Collection entries

__________________________________________________

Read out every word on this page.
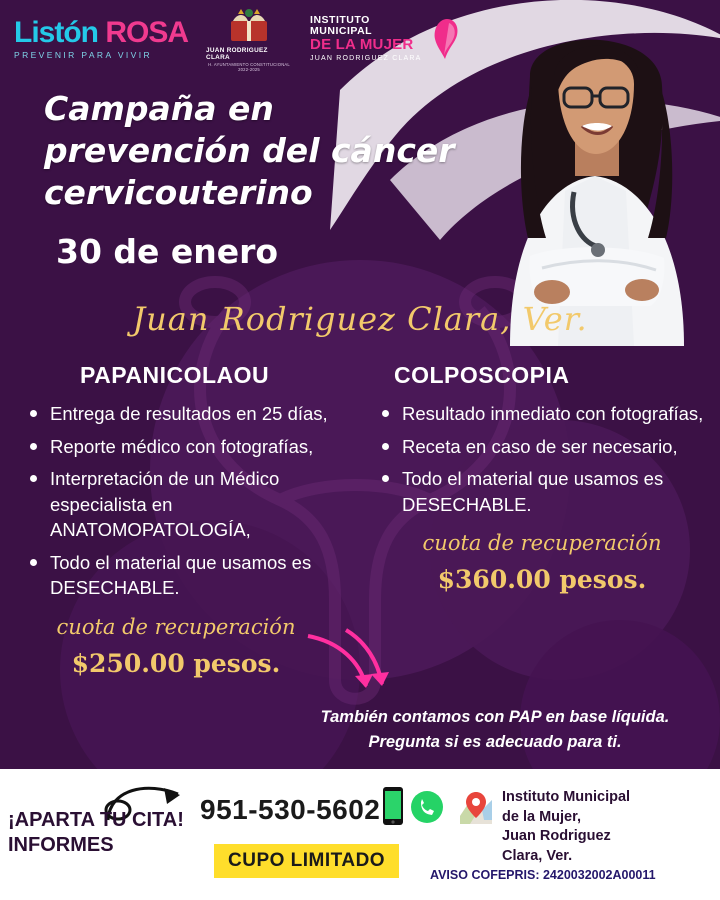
Listón ROSA
PREVENIR PARA VIVIR
JUAN RODRIGUEZ CLARA
H. AYUNTAMIENTO CONSTITUCIONAL 2022-2025
INSTITUTO
MUNICIPAL
DE LA MUJER
JUAN RODRIGUEZ CLARA
Campaña en
prevención del cáncer
cervicouterino
30 de enero
Juan Rodriguez Clara, Ver.
PAPANICOLAOU
Entrega de resultados en 25 días,
Reporte médico con fotografías,
Interpretación de un Médico especialista en ANATOMOPATOLOGÍA,
Todo el material que usamos es DESECHABLE.
cuota de recuperación
$250.00 pesos.
COLPOSCOPIA
Resultado inmediato con fotografías,
Receta en caso de ser necesario,
Todo el material que usamos es DESECHABLE.
cuota de recuperación
$360.00 pesos.
También contamos con PAP en base líquida.
Pregunta si es adecuado para ti.
¡APARTA TU CITA!
INFORMES
951-530-5602
CUPO LIMITADO
Instituto Municipal
de la Mujer,
Juan Rodriguez
Clara, Ver.
AVISO COFEPRIS: 2420032002A00011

__________________________________________________

Search the entries for the word "fotografías", then gather every line that has it.

* **IN RESPONSE**
Reporte médico con fotografías,
Resultado inmediato con fotografías,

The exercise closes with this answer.